[Rows from a figure dataset]
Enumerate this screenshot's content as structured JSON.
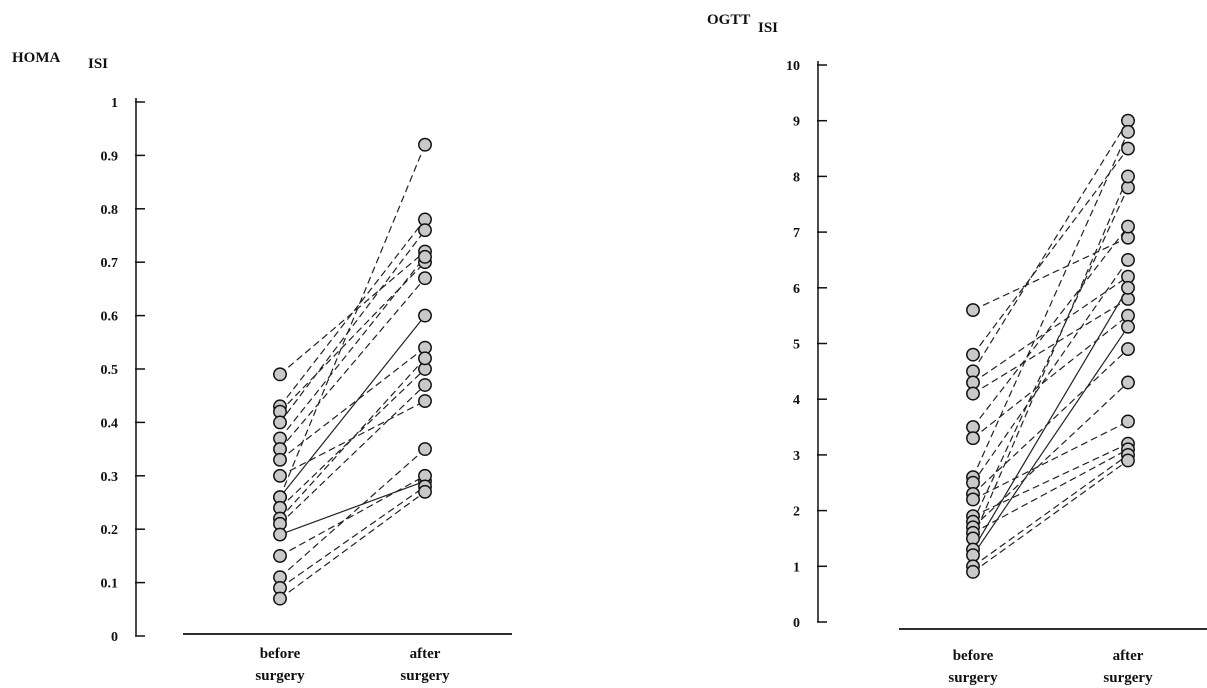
{
  "chart_data": [
    {
      "type": "line",
      "title": "HOMA",
      "title_subscript": "ISI",
      "categories": [
        "before surgery",
        "after surgery"
      ],
      "category_lines": [
        [
          "before",
          "surgery"
        ],
        [
          "after",
          "surgery"
        ]
      ],
      "ylim": [
        0,
        1
      ],
      "yticks": [
        0,
        0.1,
        0.2,
        0.3,
        0.4,
        0.5,
        0.6,
        0.7,
        0.8,
        0.9,
        1
      ],
      "ytick_labels": [
        "0",
        "0.1",
        "0.2",
        "0.3",
        "0.4",
        "0.5",
        "0.6",
        "0.7",
        "0.8",
        "0.9",
        "1"
      ],
      "series": [
        {
          "values": [
            0.49,
            0.72
          ],
          "style": "dashed"
        },
        {
          "values": [
            0.43,
            0.78
          ],
          "style": "dashed"
        },
        {
          "values": [
            0.42,
            0.7
          ],
          "style": "dashed"
        },
        {
          "values": [
            0.4,
            0.76
          ],
          "style": "dashed"
        },
        {
          "values": [
            0.37,
            0.71
          ],
          "style": "dashed"
        },
        {
          "values": [
            0.35,
            0.67
          ],
          "style": "dashed"
        },
        {
          "values": [
            0.33,
            0.54
          ],
          "style": "dashed"
        },
        {
          "values": [
            0.3,
            0.44
          ],
          "style": "dashed"
        },
        {
          "values": [
            0.26,
            0.92
          ],
          "style": "dashed"
        },
        {
          "values": [
            0.26,
            0.6
          ],
          "style": "solid"
        },
        {
          "values": [
            0.24,
            0.5
          ],
          "style": "dashed"
        },
        {
          "values": [
            0.22,
            0.52
          ],
          "style": "dashed"
        },
        {
          "values": [
            0.21,
            0.47
          ],
          "style": "dashed"
        },
        {
          "values": [
            0.19,
            0.29
          ],
          "style": "solid"
        },
        {
          "values": [
            0.15,
            0.3
          ],
          "style": "dashed"
        },
        {
          "values": [
            0.11,
            0.35
          ],
          "style": "dashed"
        },
        {
          "values": [
            0.09,
            0.28
          ],
          "style": "dashed"
        },
        {
          "values": [
            0.07,
            0.27
          ],
          "style": "dashed"
        }
      ]
    },
    {
      "type": "line",
      "title": "OGTT",
      "title_subscript": "ISI",
      "categories": [
        "before surgery",
        "after surgery"
      ],
      "category_lines": [
        [
          "before",
          "surgery"
        ],
        [
          "after",
          "surgery"
        ]
      ],
      "ylim": [
        0,
        10
      ],
      "yticks": [
        0,
        1,
        2,
        3,
        4,
        5,
        6,
        7,
        8,
        9,
        10
      ],
      "ytick_labels": [
        "0",
        "1",
        "2",
        "3",
        "4",
        "5",
        "6",
        "7",
        "8",
        "9",
        "10"
      ],
      "series": [
        {
          "values": [
            5.6,
            6.9
          ],
          "style": "dashed"
        },
        {
          "values": [
            4.8,
            8.5
          ],
          "style": "dashed"
        },
        {
          "values": [
            4.5,
            9.0
          ],
          "style": "dashed"
        },
        {
          "values": [
            4.3,
            6.2
          ],
          "style": "dashed"
        },
        {
          "values": [
            4.1,
            5.8
          ],
          "style": "dashed"
        },
        {
          "values": [
            3.5,
            7.1
          ],
          "style": "dashed"
        },
        {
          "values": [
            3.3,
            5.5
          ],
          "style": "dashed"
        },
        {
          "values": [
            2.6,
            8.8
          ],
          "style": "dashed"
        },
        {
          "values": [
            2.5,
            6.5
          ],
          "style": "dashed"
        },
        {
          "values": [
            2.3,
            4.9
          ],
          "style": "dashed"
        },
        {
          "values": [
            2.2,
            3.6
          ],
          "style": "dashed"
        },
        {
          "values": [
            1.9,
            3.2
          ],
          "style": "dashed"
        },
        {
          "values": [
            1.8,
            7.8
          ],
          "style": "dashed"
        },
        {
          "values": [
            1.7,
            4.3
          ],
          "style": "dashed"
        },
        {
          "values": [
            1.6,
            3.1
          ],
          "style": "dashed"
        },
        {
          "values": [
            1.5,
            8.0
          ],
          "style": "dashed"
        },
        {
          "values": [
            1.3,
            6.0
          ],
          "style": "solid"
        },
        {
          "values": [
            1.2,
            5.3
          ],
          "style": "solid"
        },
        {
          "values": [
            1.0,
            3.0
          ],
          "style": "dashed"
        },
        {
          "values": [
            0.9,
            2.9
          ],
          "style": "dashed"
        }
      ]
    }
  ]
}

Stated task: Give the entries again word for word, but skip the pictures.

Response to the task:
Enumerate this screenshot's content as structured JSON.
{
  "chart_data": [
    {
      "type": "line",
      "title": "HOMA",
      "title_subscript": "ISI",
      "categories": [
        "before surgery",
        "after surgery"
      ],
      "category_lines": [
        [
          "before",
          "surgery"
        ],
        [
          "after",
          "surgery"
        ]
      ],
      "ylim": [
        0,
        1
      ],
      "yticks": [
        0,
        0.1,
        0.2,
        0.3,
        0.4,
        0.5,
        0.6,
        0.7,
        0.8,
        0.9,
        1
      ],
      "ytick_labels": [
        "0",
        "0.1",
        "0.2",
        "0.3",
        "0.4",
        "0.5",
        "0.6",
        "0.7",
        "0.8",
        "0.9",
        "1"
      ],
      "series": [
        {
          "values": [
            0.49,
            0.72
          ],
          "style": "dashed"
        },
        {
          "values": [
            0.43,
            0.78
          ],
          "style": "dashed"
        },
        {
          "values": [
            0.42,
            0.7
          ],
          "style": "dashed"
        },
        {
          "values": [
            0.4,
            0.76
          ],
          "style": "dashed"
        },
        {
          "values": [
            0.37,
            0.71
          ],
          "style": "dashed"
        },
        {
          "values": [
            0.35,
            0.67
          ],
          "style": "dashed"
        },
        {
          "values": [
            0.33,
            0.54
          ],
          "style": "dashed"
        },
        {
          "values": [
            0.3,
            0.44
          ],
          "style": "dashed"
        },
        {
          "values": [
            0.26,
            0.92
          ],
          "style": "dashed"
        },
        {
          "values": [
            0.26,
            0.6
          ],
          "style": "solid"
        },
        {
          "values": [
            0.24,
            0.5
          ],
          "style": "dashed"
        },
        {
          "values": [
            0.22,
            0.52
          ],
          "style": "dashed"
        },
        {
          "values": [
            0.21,
            0.47
          ],
          "style": "dashed"
        },
        {
          "values": [
            0.19,
            0.29
          ],
          "style": "solid"
        },
        {
          "values": [
            0.15,
            0.3
          ],
          "style": "dashed"
        },
        {
          "values": [
            0.11,
            0.35
          ],
          "style": "dashed"
        },
        {
          "values": [
            0.09,
            0.28
          ],
          "style": "dashed"
        },
        {
          "values": [
            0.07,
            0.27
          ],
          "style": "dashed"
        }
      ]
    },
    {
      "type": "line",
      "title": "OGTT",
      "title_subscript": "ISI",
      "categories": [
        "before surgery",
        "after surgery"
      ],
      "category_lines": [
        [
          "before",
          "surgery"
        ],
        [
          "after",
          "surgery"
        ]
      ],
      "ylim": [
        0,
        10
      ],
      "yticks": [
        0,
        1,
        2,
        3,
        4,
        5,
        6,
        7,
        8,
        9,
        10
      ],
      "ytick_labels": [
        "0",
        "1",
        "2",
        "3",
        "4",
        "5",
        "6",
        "7",
        "8",
        "9",
        "10"
      ],
      "series": [
        {
          "values": [
            5.6,
            6.9
          ],
          "style": "dashed"
        },
        {
          "values": [
            4.8,
            8.5
          ],
          "style": "dashed"
        },
        {
          "values": [
            4.5,
            9.0
          ],
          "style": "dashed"
        },
        {
          "values": [
            4.3,
            6.2
          ],
          "style": "dashed"
        },
        {
          "values": [
            4.1,
            5.8
          ],
          "style": "dashed"
        },
        {
          "values": [
            3.5,
            7.1
          ],
          "style": "dashed"
        },
        {
          "values": [
            3.3,
            5.5
          ],
          "style": "dashed"
        },
        {
          "values": [
            2.6,
            8.8
          ],
          "style": "dashed"
        },
        {
          "values": [
            2.5,
            6.5
          ],
          "style": "dashed"
        },
        {
          "values": [
            2.3,
            4.9
          ],
          "style": "dashed"
        },
        {
          "values": [
            2.2,
            3.6
          ],
          "style": "dashed"
        },
        {
          "values": [
            1.9,
            3.2
          ],
          "style": "dashed"
        },
        {
          "values": [
            1.8,
            7.8
          ],
          "style": "dashed"
        },
        {
          "values": [
            1.7,
            4.3
          ],
          "style": "dashed"
        },
        {
          "values": [
            1.6,
            3.1
          ],
          "style": "dashed"
        },
        {
          "values": [
            1.5,
            8.0
          ],
          "style": "dashed"
        },
        {
          "values": [
            1.3,
            6.0
          ],
          "style": "solid"
        },
        {
          "values": [
            1.2,
            5.3
          ],
          "style": "solid"
        },
        {
          "values": [
            1.0,
            3.0
          ],
          "style": "dashed"
        },
        {
          "values": [
            0.9,
            2.9
          ],
          "style": "dashed"
        }
      ]
    }
  ]
}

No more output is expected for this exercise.